* _Records shown_
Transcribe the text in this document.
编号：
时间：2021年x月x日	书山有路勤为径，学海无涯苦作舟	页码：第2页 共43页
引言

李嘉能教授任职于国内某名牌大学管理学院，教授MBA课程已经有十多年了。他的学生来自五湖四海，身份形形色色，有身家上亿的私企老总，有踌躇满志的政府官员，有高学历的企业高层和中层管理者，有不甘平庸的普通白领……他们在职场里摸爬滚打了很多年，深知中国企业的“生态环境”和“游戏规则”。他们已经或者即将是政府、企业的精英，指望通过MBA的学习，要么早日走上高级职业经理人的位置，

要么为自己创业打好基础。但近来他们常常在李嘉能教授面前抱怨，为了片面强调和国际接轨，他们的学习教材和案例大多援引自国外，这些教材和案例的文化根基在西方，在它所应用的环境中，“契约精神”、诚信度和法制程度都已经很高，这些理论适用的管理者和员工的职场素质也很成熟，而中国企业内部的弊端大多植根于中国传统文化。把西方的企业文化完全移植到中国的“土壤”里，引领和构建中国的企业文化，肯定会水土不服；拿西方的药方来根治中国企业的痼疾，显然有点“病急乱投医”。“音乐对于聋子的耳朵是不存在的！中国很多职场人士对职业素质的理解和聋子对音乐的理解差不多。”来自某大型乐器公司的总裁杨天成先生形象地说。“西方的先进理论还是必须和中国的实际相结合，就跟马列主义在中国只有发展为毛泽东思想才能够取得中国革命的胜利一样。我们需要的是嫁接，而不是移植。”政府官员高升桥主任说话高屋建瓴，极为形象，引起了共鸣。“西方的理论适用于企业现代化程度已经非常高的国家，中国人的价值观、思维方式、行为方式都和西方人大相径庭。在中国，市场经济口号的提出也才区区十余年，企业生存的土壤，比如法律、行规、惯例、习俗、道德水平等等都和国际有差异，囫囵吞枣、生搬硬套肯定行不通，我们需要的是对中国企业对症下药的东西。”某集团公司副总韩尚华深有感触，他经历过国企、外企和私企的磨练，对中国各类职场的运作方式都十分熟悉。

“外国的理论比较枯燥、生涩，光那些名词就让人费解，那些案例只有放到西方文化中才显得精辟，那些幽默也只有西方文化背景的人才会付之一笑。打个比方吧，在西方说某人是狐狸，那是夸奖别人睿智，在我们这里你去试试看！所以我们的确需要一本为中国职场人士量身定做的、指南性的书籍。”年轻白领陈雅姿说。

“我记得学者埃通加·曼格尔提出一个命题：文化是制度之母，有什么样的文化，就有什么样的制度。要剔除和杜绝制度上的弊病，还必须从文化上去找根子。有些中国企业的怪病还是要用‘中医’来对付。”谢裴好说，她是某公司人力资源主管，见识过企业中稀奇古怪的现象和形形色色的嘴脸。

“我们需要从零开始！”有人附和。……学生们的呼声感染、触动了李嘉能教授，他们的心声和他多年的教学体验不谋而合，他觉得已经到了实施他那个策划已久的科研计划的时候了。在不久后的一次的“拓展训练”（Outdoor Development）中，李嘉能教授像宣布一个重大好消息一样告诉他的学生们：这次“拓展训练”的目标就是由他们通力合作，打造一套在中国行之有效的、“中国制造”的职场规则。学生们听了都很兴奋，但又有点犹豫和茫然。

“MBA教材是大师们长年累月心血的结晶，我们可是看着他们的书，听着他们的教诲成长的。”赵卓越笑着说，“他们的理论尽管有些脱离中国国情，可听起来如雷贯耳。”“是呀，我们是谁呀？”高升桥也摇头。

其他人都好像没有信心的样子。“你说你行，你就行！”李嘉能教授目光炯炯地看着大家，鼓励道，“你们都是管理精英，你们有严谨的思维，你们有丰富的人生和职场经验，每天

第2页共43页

* _Problem details_
Please output the entries above, every line exactly as it reads.

* _Task solution_
Transcribe the text in this document.
编号：
时间：2021年x月x日	书山有路勤为径，学海无涯苦作舟	页码：第2页 共43页
引言

李嘉能教授任职于国内某名牌大学管理学院，教授MBA课程已经有十多年了。他的学生来自五湖四海，身份形形色色，有身家上亿的私企老总，有踌躇满志的政府官员，有高学历的企业高层和中层管理者，有不甘平庸的普通白领……他们在职场里摸爬滚打了很多年，深知中国企业的“生态环境”和“游戏规则”。他们已经或者即将是政府、企业的精英，指望通过MBA的学习，要么早日走上高级职业经理人的位置，

要么为自己创业打好基础。但近来他们常常在李嘉能教授面前抱怨，为了片面强调和国际接轨，他们的学习教材和案例大多援引自国外，这些教材和案例的文化根基在西方，在它所应用的环境中，“契约精神”、诚信度和法制程度都已经很高，这些理论适用的管理者和员工的职场素质也很成熟，而中国企业内部的弊端大多植根于中国传统文化。把西方的企业文化完全移植到中国的“土壤”里，引领和构建中国的企业文化，肯定会水土不服；拿西方的药方来根治中国企业的痼疾，显然有点“病急乱投医”。“音乐对于聋子的耳朵是不存在的！中国很多职场人士对职业素质的理解和聋子对音乐的理解差不多。”来自某大型乐器公司的总裁杨天成先生形象地说。“西方的先进理论还是必须和中国的实际相结合，就跟马列主义在中国只有发展为毛泽东思想才能够取得中国革命的胜利一样。我们需要的是嫁接，而不是移植。”政府官员高升桥主任说话高屋建瓴，极为形象，引起了共鸣。“西方的理论适用于企业现代化程度已经非常高的国家，中国人的价值观、思维方式、行为方式都和西方人大相径庭。在中国，市场经济口号的提出也才区区十余年，企业生存的土壤，比如法律、行规、惯例、习俗、道德水平等等都和国际有差异，囫囵吞枣、生搬硬套肯定行不通，我们需要的是对中国企业对症下药的东西。”某集团公司副总韩尚华深有感触，他经历过国企、外企和私企的磨练，对中国各类职场的运作方式都十分熟悉。

“外国的理论比较枯燥、生涩，光那些名词就让人费解，那些案例只有放到西方文化中才显得精辟，那些幽默也只有西方文化背景的人才会付之一笑。打个比方吧，在西方说某人是狐狸，那是夸奖别人睿智，在我们这里你去试试看！所以我们的确需要一本为中国职场人士量身定做的、指南性的书籍。”年轻白领陈雅姿说。

“我记得学者埃通加·曼格尔提出一个命题：文化是制度之母，有什么样的文化，就有什么样的制度。要剔除和杜绝制度上的弊病，还必须从文化上去找根子。有些中国企业的怪病还是要用‘中医’来对付。”谢裴好说，她是某公司人力资源主管，见识过企业中稀奇古怪的现象和形形色色的嘴脸。

“我们需要从零开始！”有人附和。……学生们的呼声感染、触动了李嘉能教授，他们的心声和他多年的教学体验不谋而合，他觉得已经到了实施他那个策划已久的科研计划的时候了。在不久后的一次的“拓展训练”（Outdoor Development）中，李嘉能教授像宣布一个重大好消息一样告诉他的学生们：这次“拓展训练”的目标就是由他们通力合作，打造一套在中国行之有效的、“中国制造”的职场规则。学生们听了都很兴奋，但又有点犹豫和茫然。

“MBA教材是大师们长年累月心血的结晶，我们可是看着他们的书，听着他们的教诲成长的。”赵卓越笑着说，“他们的理论尽管有些脱离中国国情，可听起来如雷贯耳。”“是呀，我们是谁呀？”高升桥也摇头。

其他人都好像没有信心的样子。“你说你行，你就行！”李嘉能教授目光炯炯地看着大家，鼓励道，“你们都是管理精英，你们有严谨的思维，你们有丰富的人生和职场经验，每天

第2页共43页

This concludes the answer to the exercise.